◆ Exercise aim
In the records below, count each line where the word "would" appears, and reply with that number only.

[Items listed in a dataset]
* * * * * * * * *

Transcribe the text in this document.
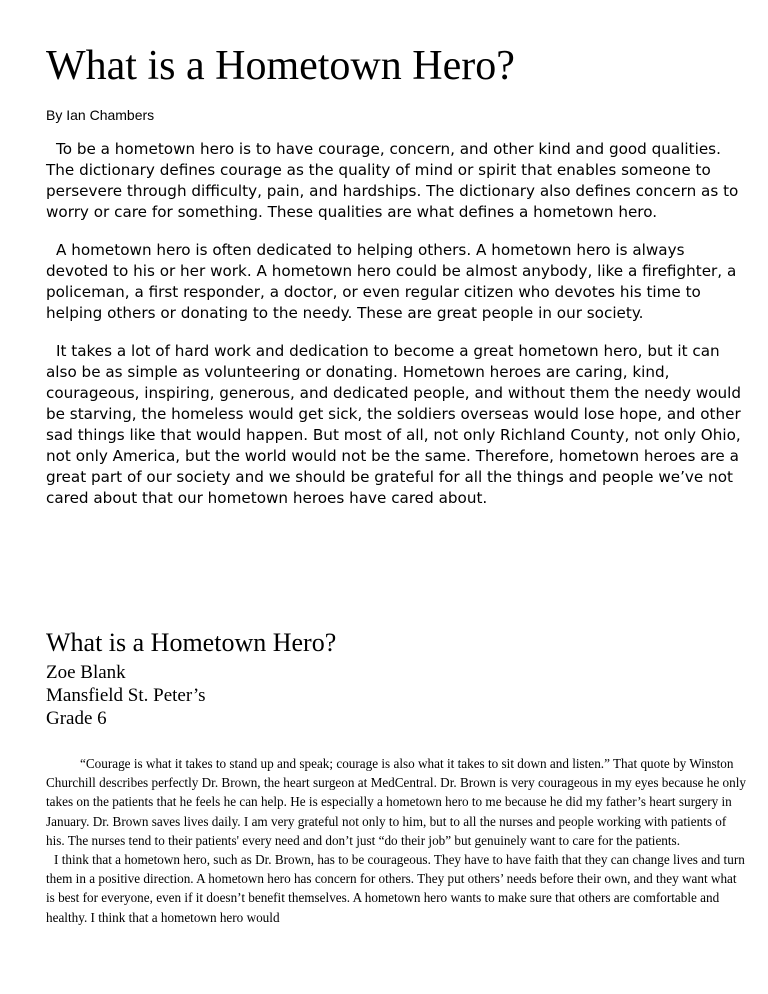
What is a Hometown Hero?

By Ian Chambers

To be a hometown hero is to have courage, concern, and other kind and good qualities. The dictionary defines courage as the quality of mind or spirit that enables someone to persevere through difficulty, pain, and hardships. The dictionary also defines concern as to worry or care for something. These qualities are what defines a hometown hero.

A hometown hero is often dedicated to helping others. A hometown hero is always devoted to his or her work. A hometown hero could be almost anybody, like a firefighter, a policeman, a first responder, a doctor, or even regular citizen who devotes his time to helping others or donating to the needy. These are great people in our society.

It takes a lot of hard work and dedication to become a great hometown hero, but it can also be as simple as volunteering or donating. Hometown heroes are caring, kind, courageous, inspiring, generous, and dedicated people, and without them the needy would be starving, the homeless would get sick, the soldiers overseas would lose hope, and other sad things like that would happen. But most of all, not only Richland County, not only Ohio, not only America, but the world would not be the same. Therefore, hometown heroes are a great part of our society and we should be grateful for all the things and people we’ve not cared about that our hometown heroes have cared about.

What is a Hometown Hero?

Zoe Blank

Mansfield St. Peter’s

Grade 6

“Courage is what it takes to stand up and speak; courage is also what it takes to sit down and listen.” That quote by Winston Churchill describes perfectly Dr. Brown, the heart surgeon at MedCentral. Dr. Brown is very courageous in my eyes because he only takes on the patients that he feels he can help. He is especially a hometown hero to me because he did my father’s heart surgery in January. Dr. Brown saves lives daily. I am very grateful not only to him, but to all the nurses and people working with patients of his. The nurses tend to their patients' every need and don’t just “do their job” but genuinely want to care for the patients.

I think that a hometown hero, such as Dr. Brown, has to be courageous. They have to have faith that they can change lives and turn them in a positive direction. A hometown hero has concern for others. They put others’ needs before their own, and they want what is best for everyone, even if it doesn’t benefit themselves. A hometown hero wants to make sure that others are comfortable and healthy. I think that a hometown hero would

* * * * * * * * *

◆ Answer to the problem
2